## DIRECTION
Output the full listing below exactly as it reads, and skip anything that is a picture.
___ EXERCISE DATA ___
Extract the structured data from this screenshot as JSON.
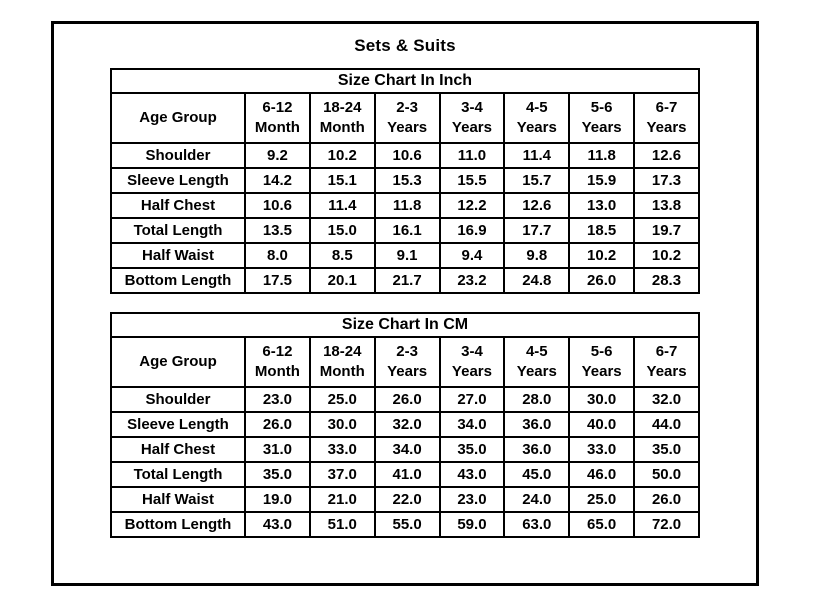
{
  "page": {
    "title": "Sets & Suits"
  },
  "colors": {
    "border": "#000000",
    "background": "#ffffff",
    "text": "#000000"
  },
  "tables": [
    {
      "title": "Size Chart In Inch",
      "corner_label": "Age Group",
      "age_columns": [
        "6-12\nMonth",
        "18-24\nMonth",
        "2-3\nYears",
        "3-4\nYears",
        "4-5\nYears",
        "5-6\nYears",
        "6-7\nYears"
      ],
      "rows": [
        {
          "label": "Shoulder",
          "values": [
            "9.2",
            "10.2",
            "10.6",
            "11.0",
            "11.4",
            "11.8",
            "12.6"
          ]
        },
        {
          "label": "Sleeve Length",
          "values": [
            "14.2",
            "15.1",
            "15.3",
            "15.5",
            "15.7",
            "15.9",
            "17.3"
          ]
        },
        {
          "label": "Half Chest",
          "values": [
            "10.6",
            "11.4",
            "11.8",
            "12.2",
            "12.6",
            "13.0",
            "13.8"
          ]
        },
        {
          "label": "Total Length",
          "values": [
            "13.5",
            "15.0",
            "16.1",
            "16.9",
            "17.7",
            "18.5",
            "19.7"
          ]
        },
        {
          "label": "Half Waist",
          "values": [
            "8.0",
            "8.5",
            "9.1",
            "9.4",
            "9.8",
            "10.2",
            "10.2"
          ]
        },
        {
          "label": "Bottom Length",
          "values": [
            "17.5",
            "20.1",
            "21.7",
            "23.2",
            "24.8",
            "26.0",
            "28.3"
          ]
        }
      ]
    },
    {
      "title": "Size Chart In CM",
      "corner_label": "Age Group",
      "age_columns": [
        "6-12\nMonth",
        "18-24\nMonth",
        "2-3\nYears",
        "3-4\nYears",
        "4-5\nYears",
        "5-6\nYears",
        "6-7\nYears"
      ],
      "rows": [
        {
          "label": "Shoulder",
          "values": [
            "23.0",
            "25.0",
            "26.0",
            "27.0",
            "28.0",
            "30.0",
            "32.0"
          ]
        },
        {
          "label": "Sleeve Length",
          "values": [
            "26.0",
            "30.0",
            "32.0",
            "34.0",
            "36.0",
            "40.0",
            "44.0"
          ]
        },
        {
          "label": "Half Chest",
          "values": [
            "31.0",
            "33.0",
            "34.0",
            "35.0",
            "36.0",
            "33.0",
            "35.0"
          ]
        },
        {
          "label": "Total Length",
          "values": [
            "35.0",
            "37.0",
            "41.0",
            "43.0",
            "45.0",
            "46.0",
            "50.0"
          ]
        },
        {
          "label": "Half Waist",
          "values": [
            "19.0",
            "21.0",
            "22.0",
            "23.0",
            "24.0",
            "25.0",
            "26.0"
          ]
        },
        {
          "label": "Bottom Length",
          "values": [
            "43.0",
            "51.0",
            "55.0",
            "59.0",
            "63.0",
            "65.0",
            "72.0"
          ]
        }
      ]
    }
  ]
}
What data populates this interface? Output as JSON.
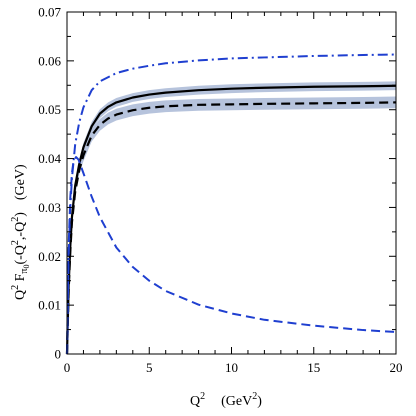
{
  "chart_data": {
    "type": "line",
    "xlim": [
      0,
      20
    ],
    "ylim": [
      0,
      0.07
    ],
    "x_ticks": [
      "0",
      "5",
      "10",
      "15",
      "20"
    ],
    "y_ticks": [
      "0",
      "0.01",
      "0.02",
      "0.03",
      "0.04",
      "0.05",
      "0.06",
      "0.07"
    ],
    "xlabel": {
      "base": "Q",
      "sup": "2",
      "unit_open": "(GeV",
      "unit_sup": "2",
      "unit_close": ")"
    },
    "ylabel": {
      "q": "Q",
      "q_sup": "2",
      "f": " F",
      "f_sub": "π",
      "f_sub2": "0",
      "args_a": "(-Q",
      "args_sup1": "2",
      "args_b": ",-Q",
      "args_sup2": "2",
      "args_c": ")",
      "unit": "(GeV)"
    },
    "grid": false,
    "legend": "none",
    "series": [
      {
        "style": "solid",
        "color": "#000000",
        "band": true,
        "band_color": "#a9b8d6",
        "x": [
          0,
          0.1,
          0.2,
          0.3,
          0.5,
          0.75,
          1,
          1.5,
          2,
          2.5,
          3,
          4,
          5,
          6,
          8,
          10,
          12,
          15,
          18,
          20
        ],
        "y": [
          0,
          0.014,
          0.022,
          0.028,
          0.0345,
          0.039,
          0.0423,
          0.0466,
          0.0492,
          0.0506,
          0.0515,
          0.0525,
          0.0531,
          0.0535,
          0.054,
          0.0543,
          0.0545,
          0.0547,
          0.0548,
          0.0549
        ],
        "band_halfwidth": 0.0009
      },
      {
        "style": "dashed",
        "color": "#000000",
        "band": true,
        "band_color": "#a9b8d6",
        "x": [
          0,
          0.1,
          0.2,
          0.3,
          0.5,
          0.75,
          1,
          1.5,
          2,
          2.5,
          3,
          4,
          5,
          6,
          8,
          10,
          12,
          15,
          18,
          20
        ],
        "y": [
          0,
          0.013,
          0.021,
          0.027,
          0.0333,
          0.0377,
          0.0407,
          0.0447,
          0.0469,
          0.0482,
          0.049,
          0.0499,
          0.0504,
          0.0507,
          0.051,
          0.0511,
          0.0512,
          0.0513,
          0.0514,
          0.0515
        ],
        "band_halfwidth": 0.0012
      },
      {
        "style": "dashdot",
        "color": "#1f3fd0",
        "band": false,
        "x": [
          0,
          0.1,
          0.2,
          0.3,
          0.5,
          0.75,
          1,
          1.5,
          2,
          3,
          4,
          5,
          6,
          8,
          10,
          12,
          15,
          18,
          20
        ],
        "y": [
          0,
          0.02,
          0.03,
          0.036,
          0.043,
          0.0475,
          0.0505,
          0.054,
          0.0558,
          0.0575,
          0.0584,
          0.059,
          0.0595,
          0.0601,
          0.0605,
          0.0607,
          0.061,
          0.0612,
          0.0613
        ]
      },
      {
        "style": "dashed",
        "color": "#1f3fd0",
        "band": false,
        "x": [
          0,
          0.1,
          0.2,
          0.3,
          0.4,
          0.55,
          0.7,
          1,
          1.5,
          2,
          3,
          4,
          5,
          6,
          8,
          10,
          12,
          15,
          18,
          20
        ],
        "y": [
          0,
          0.022,
          0.032,
          0.037,
          0.0395,
          0.0403,
          0.0398,
          0.037,
          0.0322,
          0.028,
          0.0218,
          0.0178,
          0.015,
          0.0129,
          0.0101,
          0.0083,
          0.007,
          0.0058,
          0.0049,
          0.0045
        ]
      }
    ]
  }
}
___
## THE RESPONSE
Extract the structured data from this screenshot as JSON.
{
  "page": {
    "title": "Sets & Suits"
  },
  "colors": {
    "border": "#000000",
    "background": "#ffffff",
    "text": "#000000"
  },
  "tables": [
    {
      "title": "Size Chart In Inch",
      "corner_label": "Age Group",
      "age_columns": [
        "6-12\nMonth",
        "18-24\nMonth",
        "2-3\nYears",
        "3-4\nYears",
        "4-5\nYears",
        "5-6\nYears",
        "6-7\nYears"
      ],
      "rows": [
        {
          "label": "Shoulder",
          "values": [
            "9.2",
            "10.2",
            "10.6",
            "11.0",
            "11.4",
            "11.8",
            "12.6"
          ]
        },
        {
          "label": "Sleeve Length",
          "values": [
            "14.2",
            "15.1",
            "15.3",
            "15.5",
            "15.7",
            "15.9",
            "17.3"
          ]
        },
        {
          "label": "Half Chest",
          "values": [
            "10.6",
            "11.4",
            "11.8",
            "12.2",
            "12.6",
            "13.0",
            "13.8"
          ]
        },
        {
          "label": "Total Length",
          "values": [
            "13.5",
            "15.0",
            "16.1",
            "16.9",
            "17.7",
            "18.5",
            "19.7"
          ]
        },
        {
          "label": "Half Waist",
          "values": [
            "8.0",
            "8.5",
            "9.1",
            "9.4",
            "9.8",
            "10.2",
            "10.2"
          ]
        },
        {
          "label": "Bottom Length",
          "values": [
            "17.5",
            "20.1",
            "21.7",
            "23.2",
            "24.8",
            "26.0",
            "28.3"
          ]
        }
      ]
    },
    {
      "title": "Size Chart In CM",
      "corner_label": "Age Group",
      "age_columns": [
        "6-12\nMonth",
        "18-24\nMonth",
        "2-3\nYears",
        "3-4\nYears",
        "4-5\nYears",
        "5-6\nYears",
        "6-7\nYears"
      ],
      "rows": [
        {
          "label": "Shoulder",
          "values": [
            "23.0",
            "25.0",
            "26.0",
            "27.0",
            "28.0",
            "30.0",
            "32.0"
          ]
        },
        {
          "label": "Sleeve Length",
          "values": [
            "26.0",
            "30.0",
            "32.0",
            "34.0",
            "36.0",
            "40.0",
            "44.0"
          ]
        },
        {
          "label": "Half Chest",
          "values": [
            "31.0",
            "33.0",
            "34.0",
            "35.0",
            "36.0",
            "33.0",
            "35.0"
          ]
        },
        {
          "label": "Total Length",
          "values": [
            "35.0",
            "37.0",
            "41.0",
            "43.0",
            "45.0",
            "46.0",
            "50.0"
          ]
        },
        {
          "label": "Half Waist",
          "values": [
            "19.0",
            "21.0",
            "22.0",
            "23.0",
            "24.0",
            "25.0",
            "26.0"
          ]
        },
        {
          "label": "Bottom Length",
          "values": [
            "43.0",
            "51.0",
            "55.0",
            "59.0",
            "63.0",
            "65.0",
            "72.0"
          ]
        }
      ]
    }
  ]
}
What data populates this interface? Output as JSON.
{
  "chart_data": {
    "type": "line",
    "xlim": [
      0,
      20
    ],
    "ylim": [
      0,
      0.07
    ],
    "x_ticks": [
      "0",
      "5",
      "10",
      "15",
      "20"
    ],
    "y_ticks": [
      "0",
      "0.01",
      "0.02",
      "0.03",
      "0.04",
      "0.05",
      "0.06",
      "0.07"
    ],
    "xlabel": {
      "base": "Q",
      "sup": "2",
      "unit_open": "(GeV",
      "unit_sup": "2",
      "unit_close": ")"
    },
    "ylabel": {
      "q": "Q",
      "q_sup": "2",
      "f": " F",
      "f_sub": "π",
      "f_sub2": "0",
      "args_a": "(-Q",
      "args_sup1": "2",
      "args_b": ",-Q",
      "args_sup2": "2",
      "args_c": ")",
      "unit": "(GeV)"
    },
    "grid": false,
    "legend": "none",
    "series": [
      {
        "style": "solid",
        "color": "#000000",
        "band": true,
        "band_color": "#a9b8d6",
        "x": [
          0,
          0.1,
          0.2,
          0.3,
          0.5,
          0.75,
          1,
          1.5,
          2,
          2.5,
          3,
          4,
          5,
          6,
          8,
          10,
          12,
          15,
          18,
          20
        ],
        "y": [
          0,
          0.014,
          0.022,
          0.028,
          0.0345,
          0.039,
          0.0423,
          0.0466,
          0.0492,
          0.0506,
          0.0515,
          0.0525,
          0.0531,
          0.0535,
          0.054,
          0.0543,
          0.0545,
          0.0547,
          0.0548,
          0.0549
        ],
        "band_halfwidth": 0.0009
      },
      {
        "style": "dashed",
        "color": "#000000",
        "band": true,
        "band_color": "#a9b8d6",
        "x": [
          0,
          0.1,
          0.2,
          0.3,
          0.5,
          0.75,
          1,
          1.5,
          2,
          2.5,
          3,
          4,
          5,
          6,
          8,
          10,
          12,
          15,
          18,
          20
        ],
        "y": [
          0,
          0.013,
          0.021,
          0.027,
          0.0333,
          0.0377,
          0.0407,
          0.0447,
          0.0469,
          0.0482,
          0.049,
          0.0499,
          0.0504,
          0.0507,
          0.051,
          0.0511,
          0.0512,
          0.0513,
          0.0514,
          0.0515
        ],
        "band_halfwidth": 0.0012
      },
      {
        "style": "dashdot",
        "color": "#1f3fd0",
        "band": false,
        "x": [
          0,
          0.1,
          0.2,
          0.3,
          0.5,
          0.75,
          1,
          1.5,
          2,
          3,
          4,
          5,
          6,
          8,
          10,
          12,
          15,
          18,
          20
        ],
        "y": [
          0,
          0.02,
          0.03,
          0.036,
          0.043,
          0.0475,
          0.0505,
          0.054,
          0.0558,
          0.0575,
          0.0584,
          0.059,
          0.0595,
          0.0601,
          0.0605,
          0.0607,
          0.061,
          0.0612,
          0.0613
        ]
      },
      {
        "style": "dashed",
        "color": "#1f3fd0",
        "band": false,
        "x": [
          0,
          0.1,
          0.2,
          0.3,
          0.4,
          0.55,
          0.7,
          1,
          1.5,
          2,
          3,
          4,
          5,
          6,
          8,
          10,
          12,
          15,
          18,
          20
        ],
        "y": [
          0,
          0.022,
          0.032,
          0.037,
          0.0395,
          0.0403,
          0.0398,
          0.037,
          0.0322,
          0.028,
          0.0218,
          0.0178,
          0.015,
          0.0129,
          0.0101,
          0.0083,
          0.007,
          0.0058,
          0.0049,
          0.0045
        ]
      }
    ]
  }
}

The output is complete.